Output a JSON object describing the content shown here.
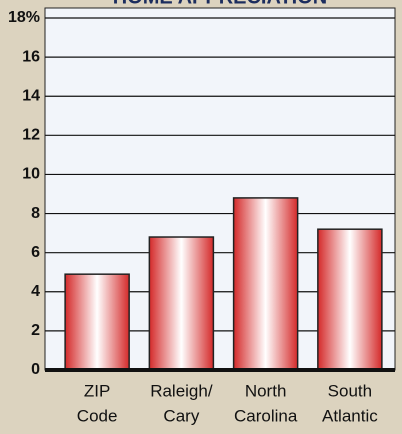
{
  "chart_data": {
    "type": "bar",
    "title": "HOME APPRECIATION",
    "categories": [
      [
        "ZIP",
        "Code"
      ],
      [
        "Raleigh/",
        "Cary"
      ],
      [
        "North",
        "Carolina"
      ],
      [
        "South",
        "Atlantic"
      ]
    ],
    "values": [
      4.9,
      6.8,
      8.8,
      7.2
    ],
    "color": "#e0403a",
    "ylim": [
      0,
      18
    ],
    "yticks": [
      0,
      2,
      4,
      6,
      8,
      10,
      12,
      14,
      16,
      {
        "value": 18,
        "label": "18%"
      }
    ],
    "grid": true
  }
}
--
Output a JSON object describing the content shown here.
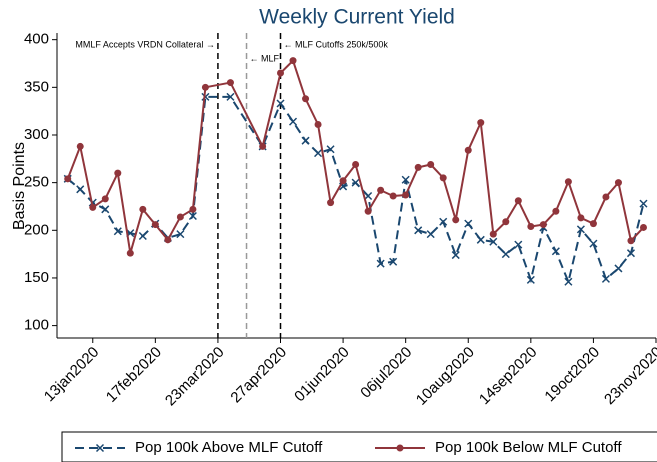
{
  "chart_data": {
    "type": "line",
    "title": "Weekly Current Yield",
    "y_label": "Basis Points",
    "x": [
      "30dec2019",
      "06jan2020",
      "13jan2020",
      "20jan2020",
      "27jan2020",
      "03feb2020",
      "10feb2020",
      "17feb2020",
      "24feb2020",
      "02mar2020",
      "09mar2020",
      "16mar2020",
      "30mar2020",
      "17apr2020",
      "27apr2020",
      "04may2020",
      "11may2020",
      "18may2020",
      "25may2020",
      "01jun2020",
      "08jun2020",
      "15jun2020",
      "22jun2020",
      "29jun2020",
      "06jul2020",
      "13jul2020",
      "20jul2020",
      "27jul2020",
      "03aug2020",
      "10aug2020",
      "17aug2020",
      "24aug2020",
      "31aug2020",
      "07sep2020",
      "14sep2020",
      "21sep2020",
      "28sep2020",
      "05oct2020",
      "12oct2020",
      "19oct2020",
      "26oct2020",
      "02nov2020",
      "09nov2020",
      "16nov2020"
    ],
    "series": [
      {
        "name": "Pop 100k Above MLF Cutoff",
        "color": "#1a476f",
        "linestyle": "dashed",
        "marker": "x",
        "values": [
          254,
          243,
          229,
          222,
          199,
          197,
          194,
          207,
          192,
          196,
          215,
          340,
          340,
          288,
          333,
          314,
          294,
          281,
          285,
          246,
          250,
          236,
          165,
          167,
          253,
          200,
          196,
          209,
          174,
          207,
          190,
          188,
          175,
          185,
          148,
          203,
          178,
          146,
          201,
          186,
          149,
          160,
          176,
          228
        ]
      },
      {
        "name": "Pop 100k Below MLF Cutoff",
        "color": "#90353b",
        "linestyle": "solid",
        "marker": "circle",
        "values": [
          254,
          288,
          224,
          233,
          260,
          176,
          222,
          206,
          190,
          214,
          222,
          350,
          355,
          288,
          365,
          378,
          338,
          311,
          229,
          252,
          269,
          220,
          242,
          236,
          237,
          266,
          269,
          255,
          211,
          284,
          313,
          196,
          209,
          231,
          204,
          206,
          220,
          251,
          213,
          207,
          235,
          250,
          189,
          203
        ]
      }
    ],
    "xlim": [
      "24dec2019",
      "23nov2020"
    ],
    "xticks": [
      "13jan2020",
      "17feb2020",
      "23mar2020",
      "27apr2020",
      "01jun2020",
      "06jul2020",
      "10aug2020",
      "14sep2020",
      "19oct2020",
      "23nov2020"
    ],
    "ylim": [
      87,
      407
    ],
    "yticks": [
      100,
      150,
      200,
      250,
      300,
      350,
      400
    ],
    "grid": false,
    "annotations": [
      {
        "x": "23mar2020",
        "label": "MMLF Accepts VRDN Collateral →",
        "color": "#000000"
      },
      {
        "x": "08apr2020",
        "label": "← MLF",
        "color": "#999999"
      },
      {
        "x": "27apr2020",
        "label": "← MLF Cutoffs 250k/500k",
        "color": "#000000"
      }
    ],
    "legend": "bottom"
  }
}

Set task:
Identify the lines in the entries above that contain "name", then copy them out.

Exercise answer:
        "name": "Pop 100k Above MLF Cutoff",
        "name": "Pop 100k Below MLF Cutoff",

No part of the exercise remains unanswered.